▸ **Job**: Each entry must appear again exactly as it does in the source.

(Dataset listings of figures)
════════════════════

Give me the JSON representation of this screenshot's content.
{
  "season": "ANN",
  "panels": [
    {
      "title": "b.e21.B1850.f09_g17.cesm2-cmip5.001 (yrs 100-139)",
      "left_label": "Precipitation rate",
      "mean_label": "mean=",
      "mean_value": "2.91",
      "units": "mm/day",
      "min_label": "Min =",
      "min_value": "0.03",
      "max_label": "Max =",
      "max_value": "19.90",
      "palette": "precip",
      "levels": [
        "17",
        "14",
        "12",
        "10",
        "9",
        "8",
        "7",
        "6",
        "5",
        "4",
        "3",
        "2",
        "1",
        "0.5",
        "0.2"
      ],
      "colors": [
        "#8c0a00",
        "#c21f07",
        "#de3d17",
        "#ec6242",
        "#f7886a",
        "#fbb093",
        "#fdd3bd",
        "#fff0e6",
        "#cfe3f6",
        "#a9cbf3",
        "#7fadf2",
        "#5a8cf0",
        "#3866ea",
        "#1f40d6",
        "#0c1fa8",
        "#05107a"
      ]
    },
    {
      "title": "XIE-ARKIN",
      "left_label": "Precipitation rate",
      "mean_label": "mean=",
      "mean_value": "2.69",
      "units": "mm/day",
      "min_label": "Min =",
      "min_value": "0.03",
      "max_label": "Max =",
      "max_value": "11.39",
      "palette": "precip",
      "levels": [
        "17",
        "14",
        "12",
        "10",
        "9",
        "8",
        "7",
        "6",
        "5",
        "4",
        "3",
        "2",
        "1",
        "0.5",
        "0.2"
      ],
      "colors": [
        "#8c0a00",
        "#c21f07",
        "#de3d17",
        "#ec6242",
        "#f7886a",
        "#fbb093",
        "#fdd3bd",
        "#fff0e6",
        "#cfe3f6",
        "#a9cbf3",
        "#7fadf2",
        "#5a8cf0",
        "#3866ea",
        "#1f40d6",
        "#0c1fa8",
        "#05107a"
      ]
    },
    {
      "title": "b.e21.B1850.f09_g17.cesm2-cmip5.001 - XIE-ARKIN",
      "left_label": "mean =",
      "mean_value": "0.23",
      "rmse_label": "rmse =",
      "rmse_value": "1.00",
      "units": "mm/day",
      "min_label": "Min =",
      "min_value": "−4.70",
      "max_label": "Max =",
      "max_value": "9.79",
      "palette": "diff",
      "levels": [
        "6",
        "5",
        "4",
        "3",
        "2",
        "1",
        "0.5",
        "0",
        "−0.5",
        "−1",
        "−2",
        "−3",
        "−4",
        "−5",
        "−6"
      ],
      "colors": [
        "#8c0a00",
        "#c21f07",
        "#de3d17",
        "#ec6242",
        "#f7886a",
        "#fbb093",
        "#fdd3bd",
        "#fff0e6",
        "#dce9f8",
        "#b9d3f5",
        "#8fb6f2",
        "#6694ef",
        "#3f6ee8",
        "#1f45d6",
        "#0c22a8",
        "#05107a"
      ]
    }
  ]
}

════════════════════

▸ **Task output**:
Give me the JSON representation of this screenshot's content.
{
  "season": "ANN",
  "panels": [
    {
      "title": "b.e21.B1850.f09_g17.cesm2-cmip5.001 (yrs 100-139)",
      "left_label": "Precipitation rate",
      "mean_label": "mean=",
      "mean_value": "2.91",
      "units": "mm/day",
      "min_label": "Min =",
      "min_value": "0.03",
      "max_label": "Max =",
      "max_value": "19.90",
      "palette": "precip",
      "levels": [
        "17",
        "14",
        "12",
        "10",
        "9",
        "8",
        "7",
        "6",
        "5",
        "4",
        "3",
        "2",
        "1",
        "0.5",
        "0.2"
      ],
      "colors": [
        "#8c0a00",
        "#c21f07",
        "#de3d17",
        "#ec6242",
        "#f7886a",
        "#fbb093",
        "#fdd3bd",
        "#fff0e6",
        "#cfe3f6",
        "#a9cbf3",
        "#7fadf2",
        "#5a8cf0",
        "#3866ea",
        "#1f40d6",
        "#0c1fa8",
        "#05107a"
      ]
    },
    {
      "title": "XIE-ARKIN",
      "left_label": "Precipitation rate",
      "mean_label": "mean=",
      "mean_value": "2.69",
      "units": "mm/day",
      "min_label": "Min =",
      "min_value": "0.03",
      "max_label": "Max =",
      "max_value": "11.39",
      "palette": "precip",
      "levels": [
        "17",
        "14",
        "12",
        "10",
        "9",
        "8",
        "7",
        "6",
        "5",
        "4",
        "3",
        "2",
        "1",
        "0.5",
        "0.2"
      ],
      "colors": [
        "#8c0a00",
        "#c21f07",
        "#de3d17",
        "#ec6242",
        "#f7886a",
        "#fbb093",
        "#fdd3bd",
        "#fff0e6",
        "#cfe3f6",
        "#a9cbf3",
        "#7fadf2",
        "#5a8cf0",
        "#3866ea",
        "#1f40d6",
        "#0c1fa8",
        "#05107a"
      ]
    },
    {
      "title": "b.e21.B1850.f09_g17.cesm2-cmip5.001 - XIE-ARKIN",
      "left_label": "mean =",
      "mean_value": "0.23",
      "rmse_label": "rmse =",
      "rmse_value": "1.00",
      "units": "mm/day",
      "min_label": "Min =",
      "min_value": "−4.70",
      "max_label": "Max =",
      "max_value": "9.79",
      "palette": "diff",
      "levels": [
        "6",
        "5",
        "4",
        "3",
        "2",
        "1",
        "0.5",
        "0",
        "−0.5",
        "−1",
        "−2",
        "−3",
        "−4",
        "−5",
        "−6"
      ],
      "colors": [
        "#8c0a00",
        "#c21f07",
        "#de3d17",
        "#ec6242",
        "#f7886a",
        "#fbb093",
        "#fdd3bd",
        "#fff0e6",
        "#dce9f8",
        "#b9d3f5",
        "#8fb6f2",
        "#6694ef",
        "#3f6ee8",
        "#1f45d6",
        "#0c22a8",
        "#05107a"
      ]
    }
  ]
}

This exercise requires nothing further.